- [Data entries]:
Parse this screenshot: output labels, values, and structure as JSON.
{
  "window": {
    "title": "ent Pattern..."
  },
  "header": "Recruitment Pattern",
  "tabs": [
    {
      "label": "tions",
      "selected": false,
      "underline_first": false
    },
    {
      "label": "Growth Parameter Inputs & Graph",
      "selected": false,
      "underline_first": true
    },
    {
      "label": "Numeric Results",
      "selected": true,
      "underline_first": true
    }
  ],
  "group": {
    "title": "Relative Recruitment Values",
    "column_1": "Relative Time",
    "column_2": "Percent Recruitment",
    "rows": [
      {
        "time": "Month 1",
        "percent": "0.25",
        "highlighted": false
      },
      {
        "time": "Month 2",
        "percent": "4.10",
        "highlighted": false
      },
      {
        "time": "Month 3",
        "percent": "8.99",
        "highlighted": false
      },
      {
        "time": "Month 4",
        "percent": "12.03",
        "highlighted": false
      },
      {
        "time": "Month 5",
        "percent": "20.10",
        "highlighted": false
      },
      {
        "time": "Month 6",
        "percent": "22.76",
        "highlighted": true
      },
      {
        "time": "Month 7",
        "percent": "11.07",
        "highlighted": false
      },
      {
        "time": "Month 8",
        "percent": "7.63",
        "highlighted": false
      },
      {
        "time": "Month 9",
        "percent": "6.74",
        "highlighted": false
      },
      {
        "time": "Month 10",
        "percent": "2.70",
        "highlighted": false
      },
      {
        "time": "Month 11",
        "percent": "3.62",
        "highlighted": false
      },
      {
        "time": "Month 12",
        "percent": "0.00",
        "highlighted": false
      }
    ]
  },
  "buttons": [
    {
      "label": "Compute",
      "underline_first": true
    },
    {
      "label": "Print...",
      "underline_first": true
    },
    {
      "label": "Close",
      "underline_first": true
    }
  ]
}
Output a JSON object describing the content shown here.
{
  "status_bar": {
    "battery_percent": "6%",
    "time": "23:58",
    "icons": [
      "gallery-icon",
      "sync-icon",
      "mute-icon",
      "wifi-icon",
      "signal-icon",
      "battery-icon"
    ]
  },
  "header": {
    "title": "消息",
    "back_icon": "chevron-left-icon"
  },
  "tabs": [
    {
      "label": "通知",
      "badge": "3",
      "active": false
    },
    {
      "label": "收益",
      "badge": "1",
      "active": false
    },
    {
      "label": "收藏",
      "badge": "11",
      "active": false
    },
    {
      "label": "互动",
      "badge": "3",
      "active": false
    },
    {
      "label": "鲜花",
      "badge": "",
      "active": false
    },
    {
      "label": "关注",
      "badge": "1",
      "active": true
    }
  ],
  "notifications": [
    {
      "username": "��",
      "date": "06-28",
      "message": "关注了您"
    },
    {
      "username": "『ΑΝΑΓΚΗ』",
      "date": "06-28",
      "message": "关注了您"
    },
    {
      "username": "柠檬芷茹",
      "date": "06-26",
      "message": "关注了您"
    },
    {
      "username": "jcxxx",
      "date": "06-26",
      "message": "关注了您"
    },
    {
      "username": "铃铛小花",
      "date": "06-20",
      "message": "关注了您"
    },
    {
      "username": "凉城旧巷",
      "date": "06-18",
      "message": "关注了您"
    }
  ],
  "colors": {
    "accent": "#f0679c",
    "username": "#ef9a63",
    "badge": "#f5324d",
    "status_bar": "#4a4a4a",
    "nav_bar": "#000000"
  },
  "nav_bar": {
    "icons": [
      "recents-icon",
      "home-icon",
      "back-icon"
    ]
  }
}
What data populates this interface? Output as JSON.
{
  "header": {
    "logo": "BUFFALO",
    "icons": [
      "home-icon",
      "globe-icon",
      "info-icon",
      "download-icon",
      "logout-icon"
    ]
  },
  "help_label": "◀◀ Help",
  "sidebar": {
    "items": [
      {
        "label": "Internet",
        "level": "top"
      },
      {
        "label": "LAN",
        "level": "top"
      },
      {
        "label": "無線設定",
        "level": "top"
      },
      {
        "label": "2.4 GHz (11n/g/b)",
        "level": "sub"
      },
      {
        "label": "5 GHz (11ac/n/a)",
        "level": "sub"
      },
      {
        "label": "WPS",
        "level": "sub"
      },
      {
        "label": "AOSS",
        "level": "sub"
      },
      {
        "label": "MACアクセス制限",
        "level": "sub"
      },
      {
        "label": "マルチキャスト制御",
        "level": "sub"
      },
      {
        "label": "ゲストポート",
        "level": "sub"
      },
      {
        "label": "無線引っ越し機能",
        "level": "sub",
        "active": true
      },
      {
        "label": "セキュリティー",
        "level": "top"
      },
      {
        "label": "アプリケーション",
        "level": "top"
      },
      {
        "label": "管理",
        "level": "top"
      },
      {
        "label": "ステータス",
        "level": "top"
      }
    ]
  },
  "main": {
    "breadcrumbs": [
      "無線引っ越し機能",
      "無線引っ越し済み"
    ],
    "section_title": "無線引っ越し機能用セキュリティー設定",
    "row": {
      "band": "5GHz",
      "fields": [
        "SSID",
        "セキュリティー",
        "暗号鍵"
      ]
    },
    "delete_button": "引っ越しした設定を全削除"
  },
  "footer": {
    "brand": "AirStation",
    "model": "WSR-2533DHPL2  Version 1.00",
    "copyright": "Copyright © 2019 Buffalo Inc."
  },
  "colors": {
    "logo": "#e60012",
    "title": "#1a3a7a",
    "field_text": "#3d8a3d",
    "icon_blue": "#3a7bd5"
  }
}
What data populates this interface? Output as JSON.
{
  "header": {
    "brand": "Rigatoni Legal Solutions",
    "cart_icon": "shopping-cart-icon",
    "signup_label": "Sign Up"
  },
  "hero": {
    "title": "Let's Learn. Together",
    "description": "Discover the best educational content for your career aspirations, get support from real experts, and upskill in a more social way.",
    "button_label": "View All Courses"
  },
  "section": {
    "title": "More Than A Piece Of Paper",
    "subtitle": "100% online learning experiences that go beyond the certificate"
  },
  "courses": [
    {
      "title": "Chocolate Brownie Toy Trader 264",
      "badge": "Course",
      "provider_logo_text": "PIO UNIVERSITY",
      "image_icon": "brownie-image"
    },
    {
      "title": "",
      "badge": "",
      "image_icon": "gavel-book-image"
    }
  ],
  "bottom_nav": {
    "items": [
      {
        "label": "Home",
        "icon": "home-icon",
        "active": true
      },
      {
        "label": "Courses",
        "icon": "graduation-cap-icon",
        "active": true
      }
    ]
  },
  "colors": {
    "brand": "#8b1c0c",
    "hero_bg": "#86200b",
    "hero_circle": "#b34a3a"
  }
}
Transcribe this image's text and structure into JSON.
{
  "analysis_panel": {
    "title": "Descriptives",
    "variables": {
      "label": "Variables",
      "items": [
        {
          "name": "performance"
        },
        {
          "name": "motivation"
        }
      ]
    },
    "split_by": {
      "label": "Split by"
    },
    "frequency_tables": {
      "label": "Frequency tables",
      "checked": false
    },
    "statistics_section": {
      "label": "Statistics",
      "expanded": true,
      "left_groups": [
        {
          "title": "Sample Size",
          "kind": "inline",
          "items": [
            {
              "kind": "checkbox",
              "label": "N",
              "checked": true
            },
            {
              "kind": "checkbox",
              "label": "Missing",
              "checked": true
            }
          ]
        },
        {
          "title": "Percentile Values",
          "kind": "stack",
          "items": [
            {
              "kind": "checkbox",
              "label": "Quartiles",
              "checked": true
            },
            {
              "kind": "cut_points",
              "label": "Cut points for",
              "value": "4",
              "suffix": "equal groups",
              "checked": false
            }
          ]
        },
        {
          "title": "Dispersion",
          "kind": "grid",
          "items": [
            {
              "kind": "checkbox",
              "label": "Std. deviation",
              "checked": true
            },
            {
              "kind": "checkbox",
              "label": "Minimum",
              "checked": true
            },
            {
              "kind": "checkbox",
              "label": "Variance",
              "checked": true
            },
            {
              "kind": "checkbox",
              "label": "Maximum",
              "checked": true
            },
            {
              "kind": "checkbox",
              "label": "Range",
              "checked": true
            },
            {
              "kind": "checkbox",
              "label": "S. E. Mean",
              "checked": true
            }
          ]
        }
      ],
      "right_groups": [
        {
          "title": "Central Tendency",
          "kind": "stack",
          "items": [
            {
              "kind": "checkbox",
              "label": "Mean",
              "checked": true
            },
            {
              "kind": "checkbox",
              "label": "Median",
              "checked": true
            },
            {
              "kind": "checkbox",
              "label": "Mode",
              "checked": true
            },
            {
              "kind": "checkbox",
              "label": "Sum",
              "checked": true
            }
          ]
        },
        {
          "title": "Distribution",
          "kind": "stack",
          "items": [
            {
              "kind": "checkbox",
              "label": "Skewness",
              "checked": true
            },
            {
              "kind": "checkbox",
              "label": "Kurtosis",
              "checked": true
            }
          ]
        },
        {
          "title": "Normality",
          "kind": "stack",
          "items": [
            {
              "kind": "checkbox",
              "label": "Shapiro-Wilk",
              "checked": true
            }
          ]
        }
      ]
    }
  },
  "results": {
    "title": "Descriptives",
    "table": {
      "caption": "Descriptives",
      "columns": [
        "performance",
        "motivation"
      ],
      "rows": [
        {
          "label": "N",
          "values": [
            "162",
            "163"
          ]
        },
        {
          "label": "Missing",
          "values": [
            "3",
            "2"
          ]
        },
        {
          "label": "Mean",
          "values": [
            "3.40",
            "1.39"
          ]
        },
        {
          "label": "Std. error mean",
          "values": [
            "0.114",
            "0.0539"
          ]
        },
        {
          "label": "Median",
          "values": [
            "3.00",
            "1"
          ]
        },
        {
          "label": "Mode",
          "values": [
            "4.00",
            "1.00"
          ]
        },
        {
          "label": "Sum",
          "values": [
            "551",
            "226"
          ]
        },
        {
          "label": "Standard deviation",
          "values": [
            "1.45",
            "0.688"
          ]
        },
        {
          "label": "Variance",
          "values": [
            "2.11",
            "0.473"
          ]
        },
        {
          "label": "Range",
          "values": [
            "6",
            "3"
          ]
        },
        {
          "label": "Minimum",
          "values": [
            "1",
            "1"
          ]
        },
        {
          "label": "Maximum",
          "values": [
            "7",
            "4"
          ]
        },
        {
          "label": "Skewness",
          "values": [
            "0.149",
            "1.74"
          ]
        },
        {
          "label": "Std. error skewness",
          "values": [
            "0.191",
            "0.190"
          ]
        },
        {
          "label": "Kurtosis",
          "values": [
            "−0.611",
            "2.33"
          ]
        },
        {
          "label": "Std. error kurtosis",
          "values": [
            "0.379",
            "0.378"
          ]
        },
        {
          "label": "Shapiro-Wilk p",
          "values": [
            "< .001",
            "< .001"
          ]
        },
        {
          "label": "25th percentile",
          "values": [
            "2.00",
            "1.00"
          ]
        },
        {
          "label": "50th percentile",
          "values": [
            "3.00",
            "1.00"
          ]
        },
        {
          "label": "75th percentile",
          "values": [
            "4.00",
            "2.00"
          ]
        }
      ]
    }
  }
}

- [Short problem]: What is the number of lines in the listing that contain the string "JSON"? Reply with that number alone.

- [Full answer]: 5